§ **Work required**
Please output the records below in full, exactly as given, but without the images.
· · · · · · ·
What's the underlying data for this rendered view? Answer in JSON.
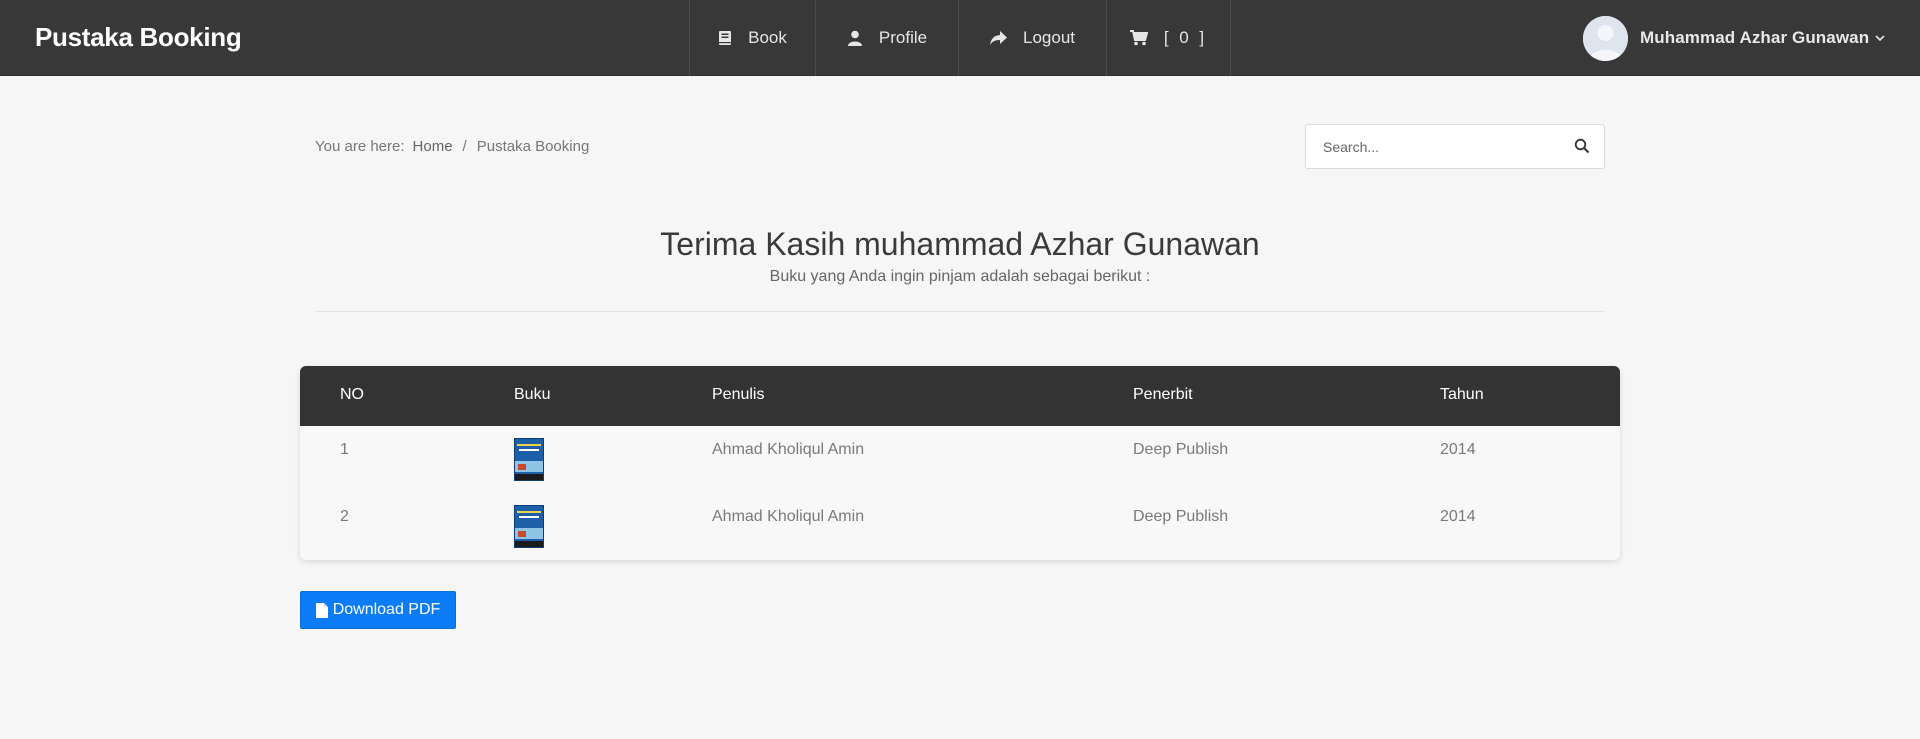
{
  "brand": "Pustaka Booking",
  "nav": {
    "book": {
      "label": "Book",
      "icon": "book-icon"
    },
    "profile": {
      "label": "Profile",
      "icon": "user-icon"
    },
    "logout": {
      "label": "Logout",
      "icon": "share-arrow-icon"
    },
    "cart": {
      "label": "[ 0 ]",
      "icon": "cart-icon"
    }
  },
  "user": {
    "name": "Muhammad Azhar Gunawan",
    "icon": "chevron-down-icon"
  },
  "breadcrumb": {
    "prefix": "You are here:",
    "home": "Home",
    "separator": "/",
    "current": "Pustaka Booking"
  },
  "search": {
    "placeholder": "Search...",
    "value": ""
  },
  "main": {
    "title": "Terima Kasih muhammad Azhar Gunawan",
    "subtitle": "Buku yang Anda ingin pinjam adalah sebagai berikut :"
  },
  "table": {
    "headers": [
      "NO",
      "Buku",
      "Penulis",
      "Penerbit",
      "Tahun"
    ],
    "rows": [
      {
        "no": "1",
        "penulis": "Ahmad Kholiqul Amin",
        "penerbit": "Deep Publish",
        "tahun": "2014"
      },
      {
        "no": "2",
        "penulis": "Ahmad Kholiqul Amin",
        "penerbit": "Deep Publish",
        "tahun": "2014"
      }
    ]
  },
  "download": {
    "label": "Download PDF",
    "icon": "file-icon"
  },
  "colors": {
    "navbar": "#383838",
    "table_header": "#333333",
    "accent": "#0b7cf5",
    "background": "#f6f6f6"
  }
}
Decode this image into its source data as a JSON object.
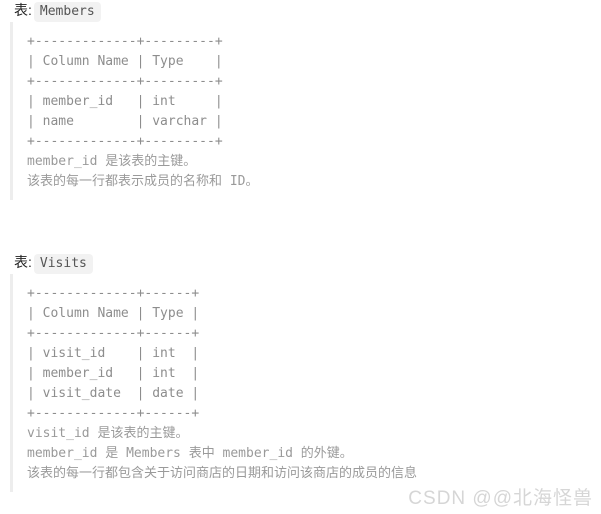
{
  "document": {
    "background_color": "#ffffff",
    "text_color": "#8d8d8d",
    "badge_bg_color": "#f2f2f2",
    "border_color": "#ededed"
  },
  "sections": [
    {
      "label_prefix": "表:",
      "table_name": "Members",
      "ascii_schema": "+-------------+---------+\n| Column Name | Type    |\n+-------------+---------+\n| member_id   | int     |\n| name        | varchar |\n+-------------+---------+",
      "descriptions": [
        "member_id 是该表的主键。",
        "该表的每一行都表示成员的名称和 ID。"
      ]
    },
    {
      "label_prefix": "表:",
      "table_name": "Visits",
      "ascii_schema": "+-------------+------+\n| Column Name | Type |\n+-------------+------+\n| visit_id    | int  |\n| member_id   | int  |\n| visit_date  | date |\n+-------------+------+",
      "descriptions": [
        "visit_id 是该表的主键。",
        "member_id 是 Members 表中 member_id 的外键。",
        "该表的每一行都包含关于访问商店的日期和访问该商店的成员的信息"
      ]
    }
  ],
  "watermark": {
    "text": "CSDN @@北海怪兽"
  },
  "chart_data": {
    "type": "table",
    "title": "Table Schemas",
    "tables": [
      {
        "name": "Members",
        "columns": [
          "Column Name",
          "Type"
        ],
        "rows": [
          [
            "member_id",
            "int"
          ],
          [
            "name",
            "varchar"
          ]
        ],
        "primary_key": "member_id",
        "notes": [
          "member_id 是该表的主键。",
          "该表的每一行都表示成员的名称和 ID。"
        ]
      },
      {
        "name": "Visits",
        "columns": [
          "Column Name",
          "Type"
        ],
        "rows": [
          [
            "visit_id",
            "int"
          ],
          [
            "member_id",
            "int"
          ],
          [
            "visit_date",
            "date"
          ]
        ],
        "primary_key": "visit_id",
        "foreign_keys": [
          {
            "column": "member_id",
            "references_table": "Members",
            "references_column": "member_id"
          }
        ],
        "notes": [
          "visit_id 是该表的主键。",
          "member_id 是 Members 表中 member_id 的外键。",
          "该表的每一行都包含关于访问商店的日期和访问该商店的成员的信息"
        ]
      }
    ]
  }
}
· · · · · · ·
§ **Solution**
What's the underlying data for this rendered view? Answer in JSON.
{
  "brand": "Pustaka Booking",
  "nav": {
    "book": {
      "label": "Book",
      "icon": "book-icon"
    },
    "profile": {
      "label": "Profile",
      "icon": "user-icon"
    },
    "logout": {
      "label": "Logout",
      "icon": "share-arrow-icon"
    },
    "cart": {
      "label": "[ 0 ]",
      "icon": "cart-icon"
    }
  },
  "user": {
    "name": "Muhammad Azhar Gunawan",
    "icon": "chevron-down-icon"
  },
  "breadcrumb": {
    "prefix": "You are here:",
    "home": "Home",
    "separator": "/",
    "current": "Pustaka Booking"
  },
  "search": {
    "placeholder": "Search...",
    "value": ""
  },
  "main": {
    "title": "Terima Kasih muhammad Azhar Gunawan",
    "subtitle": "Buku yang Anda ingin pinjam adalah sebagai berikut :"
  },
  "table": {
    "headers": [
      "NO",
      "Buku",
      "Penulis",
      "Penerbit",
      "Tahun"
    ],
    "rows": [
      {
        "no": "1",
        "penulis": "Ahmad Kholiqul Amin",
        "penerbit": "Deep Publish",
        "tahun": "2014"
      },
      {
        "no": "2",
        "penulis": "Ahmad Kholiqul Amin",
        "penerbit": "Deep Publish",
        "tahun": "2014"
      }
    ]
  },
  "download": {
    "label": "Download PDF",
    "icon": "file-icon"
  },
  "colors": {
    "navbar": "#383838",
    "table_header": "#333333",
    "accent": "#0b7cf5",
    "background": "#f6f6f6"
  }
}
Decode this image into its source data as a JSON object.
{
  "document": {
    "background_color": "#ffffff",
    "text_color": "#8d8d8d",
    "badge_bg_color": "#f2f2f2",
    "border_color": "#ededed"
  },
  "sections": [
    {
      "label_prefix": "表:",
      "table_name": "Members",
      "ascii_schema": "+-------------+---------+\n| Column Name | Type    |\n+-------------+---------+\n| member_id   | int     |\n| name        | varchar |\n+-------------+---------+",
      "descriptions": [
        "member_id 是该表的主键。",
        "该表的每一行都表示成员的名称和 ID。"
      ]
    },
    {
      "label_prefix": "表:",
      "table_name": "Visits",
      "ascii_schema": "+-------------+------+\n| Column Name | Type |\n+-------------+------+\n| visit_id    | int  |\n| member_id   | int  |\n| visit_date  | date |\n+-------------+------+",
      "descriptions": [
        "visit_id 是该表的主键。",
        "member_id 是 Members 表中 member_id 的外键。",
        "该表的每一行都包含关于访问商店的日期和访问该商店的成员的信息"
      ]
    }
  ],
  "watermark": {
    "text": "CSDN @@北海怪兽"
  },
  "chart_data": {
    "type": "table",
    "title": "Table Schemas",
    "tables": [
      {
        "name": "Members",
        "columns": [
          "Column Name",
          "Type"
        ],
        "rows": [
          [
            "member_id",
            "int"
          ],
          [
            "name",
            "varchar"
          ]
        ],
        "primary_key": "member_id",
        "notes": [
          "member_id 是该表的主键。",
          "该表的每一行都表示成员的名称和 ID。"
        ]
      },
      {
        "name": "Visits",
        "columns": [
          "Column Name",
          "Type"
        ],
        "rows": [
          [
            "visit_id",
            "int"
          ],
          [
            "member_id",
            "int"
          ],
          [
            "visit_date",
            "date"
          ]
        ],
        "primary_key": "visit_id",
        "foreign_keys": [
          {
            "column": "member_id",
            "references_table": "Members",
            "references_column": "member_id"
          }
        ],
        "notes": [
          "visit_id 是该表的主键。",
          "member_id 是 Members 表中 member_id 的外键。",
          "该表的每一行都包含关于访问商店的日期和访问该商店的成员的信息"
        ]
      }
    ]
  }
}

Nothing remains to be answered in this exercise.